Wherever a line holds the word "중소기업들이", copy that line out.

[Stored dataset items]
---*---

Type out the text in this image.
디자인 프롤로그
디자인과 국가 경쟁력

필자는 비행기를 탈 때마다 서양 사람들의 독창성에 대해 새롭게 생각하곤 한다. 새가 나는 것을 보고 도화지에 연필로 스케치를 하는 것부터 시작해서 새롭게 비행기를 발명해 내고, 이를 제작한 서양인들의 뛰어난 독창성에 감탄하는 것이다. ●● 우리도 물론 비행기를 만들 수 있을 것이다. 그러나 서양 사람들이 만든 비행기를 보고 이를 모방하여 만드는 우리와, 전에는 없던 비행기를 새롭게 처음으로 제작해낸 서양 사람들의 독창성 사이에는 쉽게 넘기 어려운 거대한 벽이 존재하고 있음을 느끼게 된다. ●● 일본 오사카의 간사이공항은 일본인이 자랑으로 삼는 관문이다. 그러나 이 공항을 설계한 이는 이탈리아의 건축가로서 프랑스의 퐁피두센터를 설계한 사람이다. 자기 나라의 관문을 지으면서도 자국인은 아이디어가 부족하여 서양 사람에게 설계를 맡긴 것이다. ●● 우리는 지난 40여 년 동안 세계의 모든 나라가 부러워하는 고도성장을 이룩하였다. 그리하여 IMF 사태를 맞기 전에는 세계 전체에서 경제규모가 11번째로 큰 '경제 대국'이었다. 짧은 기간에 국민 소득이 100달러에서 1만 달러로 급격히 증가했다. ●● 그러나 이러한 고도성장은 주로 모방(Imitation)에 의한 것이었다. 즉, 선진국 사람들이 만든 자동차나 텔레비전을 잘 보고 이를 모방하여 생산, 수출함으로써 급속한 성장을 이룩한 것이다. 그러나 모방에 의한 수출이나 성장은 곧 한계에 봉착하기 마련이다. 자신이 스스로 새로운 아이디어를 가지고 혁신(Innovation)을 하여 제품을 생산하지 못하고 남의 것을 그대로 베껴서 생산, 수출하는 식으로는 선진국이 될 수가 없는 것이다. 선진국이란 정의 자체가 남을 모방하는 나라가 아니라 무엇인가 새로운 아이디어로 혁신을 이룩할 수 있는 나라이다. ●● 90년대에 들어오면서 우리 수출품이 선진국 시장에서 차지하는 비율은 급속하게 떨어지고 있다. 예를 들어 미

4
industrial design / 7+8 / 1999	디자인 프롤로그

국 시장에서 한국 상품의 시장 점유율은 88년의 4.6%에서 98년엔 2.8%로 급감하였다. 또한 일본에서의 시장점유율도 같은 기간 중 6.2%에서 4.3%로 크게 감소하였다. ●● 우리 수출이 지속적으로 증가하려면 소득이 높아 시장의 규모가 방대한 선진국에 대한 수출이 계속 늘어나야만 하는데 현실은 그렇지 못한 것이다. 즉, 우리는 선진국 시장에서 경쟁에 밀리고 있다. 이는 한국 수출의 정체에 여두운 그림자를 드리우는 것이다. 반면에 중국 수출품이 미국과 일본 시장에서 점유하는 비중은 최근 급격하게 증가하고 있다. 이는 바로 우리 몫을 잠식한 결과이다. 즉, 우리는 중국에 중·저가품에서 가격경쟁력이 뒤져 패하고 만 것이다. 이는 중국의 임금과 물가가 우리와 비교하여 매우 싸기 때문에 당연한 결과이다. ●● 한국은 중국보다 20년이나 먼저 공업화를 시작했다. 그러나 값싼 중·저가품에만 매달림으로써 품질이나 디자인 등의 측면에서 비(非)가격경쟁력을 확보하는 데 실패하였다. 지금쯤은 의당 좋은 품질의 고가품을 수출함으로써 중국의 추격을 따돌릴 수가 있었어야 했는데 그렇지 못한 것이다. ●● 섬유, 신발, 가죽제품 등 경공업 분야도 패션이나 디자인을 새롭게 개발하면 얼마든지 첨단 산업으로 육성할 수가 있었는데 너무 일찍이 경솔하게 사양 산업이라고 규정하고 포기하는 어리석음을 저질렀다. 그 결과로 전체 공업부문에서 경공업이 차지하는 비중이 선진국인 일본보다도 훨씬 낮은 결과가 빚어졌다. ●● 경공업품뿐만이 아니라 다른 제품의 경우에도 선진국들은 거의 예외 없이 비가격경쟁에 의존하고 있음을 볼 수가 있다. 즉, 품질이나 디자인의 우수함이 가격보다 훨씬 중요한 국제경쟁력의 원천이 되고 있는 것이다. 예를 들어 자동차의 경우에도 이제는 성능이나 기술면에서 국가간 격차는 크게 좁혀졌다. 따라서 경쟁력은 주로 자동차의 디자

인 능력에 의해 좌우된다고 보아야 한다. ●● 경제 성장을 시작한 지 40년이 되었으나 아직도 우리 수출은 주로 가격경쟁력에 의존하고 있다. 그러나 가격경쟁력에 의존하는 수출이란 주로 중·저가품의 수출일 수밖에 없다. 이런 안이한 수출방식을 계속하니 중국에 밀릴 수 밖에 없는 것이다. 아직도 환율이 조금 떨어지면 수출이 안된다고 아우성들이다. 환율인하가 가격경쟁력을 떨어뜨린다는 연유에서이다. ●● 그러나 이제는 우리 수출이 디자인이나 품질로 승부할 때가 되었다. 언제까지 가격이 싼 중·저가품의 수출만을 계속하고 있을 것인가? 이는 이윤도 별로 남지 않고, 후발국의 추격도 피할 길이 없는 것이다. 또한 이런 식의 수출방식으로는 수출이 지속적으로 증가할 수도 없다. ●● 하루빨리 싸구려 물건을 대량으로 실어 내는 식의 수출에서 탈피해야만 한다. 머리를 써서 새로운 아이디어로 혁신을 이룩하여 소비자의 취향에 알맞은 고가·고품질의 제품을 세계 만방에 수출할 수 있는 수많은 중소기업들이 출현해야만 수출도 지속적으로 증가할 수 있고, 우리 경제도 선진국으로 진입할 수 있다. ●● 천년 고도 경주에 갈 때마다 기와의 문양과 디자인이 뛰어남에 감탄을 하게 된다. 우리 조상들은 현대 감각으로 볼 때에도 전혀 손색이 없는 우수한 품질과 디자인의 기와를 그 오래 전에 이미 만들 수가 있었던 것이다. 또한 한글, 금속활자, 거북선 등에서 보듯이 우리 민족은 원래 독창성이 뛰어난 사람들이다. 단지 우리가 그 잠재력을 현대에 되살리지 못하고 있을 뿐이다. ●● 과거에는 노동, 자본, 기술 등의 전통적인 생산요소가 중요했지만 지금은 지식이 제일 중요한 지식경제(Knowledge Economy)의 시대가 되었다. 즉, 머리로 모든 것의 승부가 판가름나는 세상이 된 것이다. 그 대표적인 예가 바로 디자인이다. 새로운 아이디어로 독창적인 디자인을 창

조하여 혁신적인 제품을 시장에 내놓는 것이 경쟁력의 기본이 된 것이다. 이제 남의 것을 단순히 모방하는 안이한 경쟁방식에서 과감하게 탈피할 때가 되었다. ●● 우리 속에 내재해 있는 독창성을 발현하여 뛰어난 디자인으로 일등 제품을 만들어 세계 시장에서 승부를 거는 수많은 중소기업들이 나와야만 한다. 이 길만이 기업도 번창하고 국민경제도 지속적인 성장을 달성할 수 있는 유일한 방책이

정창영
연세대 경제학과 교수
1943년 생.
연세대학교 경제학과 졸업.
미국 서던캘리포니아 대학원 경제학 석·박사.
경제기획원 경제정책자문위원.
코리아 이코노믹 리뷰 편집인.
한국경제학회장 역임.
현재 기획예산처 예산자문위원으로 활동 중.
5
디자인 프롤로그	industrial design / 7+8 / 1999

---*---

**Response to this exercise:**
인 능력에 의해 좌우된다고 보아야 한다. ●● 경제 성장을 시작한 지 40년이 되었으나 아직도 우리 수출은 주로 가격경쟁력에 의존하고 있다. 그러나 가격경쟁력에 의존하는 수출이란 주로 중·저가품의 수출일 수밖에 없다. 이런 안이한 수출방식을 계속하니 중국에 밀릴 수 밖에 없는 것이다. 아직도 환율이 조금 떨어지면 수출이 안된다고 아우성들이다. 환율인하가 가격경쟁력을 떨어뜨린다는 연유에서이다. ●● 그러나 이제는 우리 수출이 디자인이나 품질로 승부할 때가 되었다. 언제까지 가격이 싼 중·저가품의 수출만을 계속하고 있을 것인가? 이는 이윤도 별로 남지 않고, 후발국의 추격도 피할 길이 없는 것이다. 또한 이런 식의 수출방식으로는 수출이 지속적으로 증가할 수도 없다. ●● 하루빨리 싸구려 물건을 대량으로 실어 내는 식의 수출에서 탈피해야만 한다. 머리를 써서 새로운 아이디어로 혁신을 이룩하여 소비자의 취향에 알맞은 고가·고품질의 제품을 세계 만방에 수출할 수 있는 수많은 중소기업들이 출현해야만 수출도 지속적으로 증가할 수 있고, 우리 경제도 선진국으로 진입할 수 있다. ●● 천년 고도 경주에 갈 때마다 기와의 문양과 디자인이 뛰어남에 감탄을 하게 된다. 우리 조상들은 현대 감각으로 볼 때에도 전혀 손색이 없는 우수한 품질과 디자인의 기와를 그 오래 전에 이미 만들 수가 있었던 것이다. 또한 한글, 금속활자, 거북선 등에서 보듯이 우리 민족은 원래 독창성이 뛰어난 사람들이다. 단지 우리가 그 잠재력을 현대에 되살리지 못하고 있을 뿐이다. ●● 과거에는 노동, 자본, 기술 등의 전통적인 생산요소가 중요했지만 지금은 지식이 제일 중요한 지식경제(Knowledge Economy)의 시대가 되었다. 즉, 머리로 모든 것의 승부가 판가름나는 세상이 된 것이다. 그 대표적인 예가 바로 디자인이다. 새로운 아이디어로 독창적인 디자인을 창
조하여 혁신적인 제품을 시장에 내놓는 것이 경쟁력의 기본이 된 것이다. 이제 남의 것을 단순히 모방하는 안이한 경쟁방식에서 과감하게 탈피할 때가 되었다. ●● 우리 속에 내재해 있는 독창성을 발현하여 뛰어난 디자인으로 일등 제품을 만들어 세계 시장에서 승부를 거는 수많은 중소기업들이 나와야만 한다. 이 길만이 기업도 번창하고 국민경제도 지속적인 성장을 달성할 수 있는 유일한 방책이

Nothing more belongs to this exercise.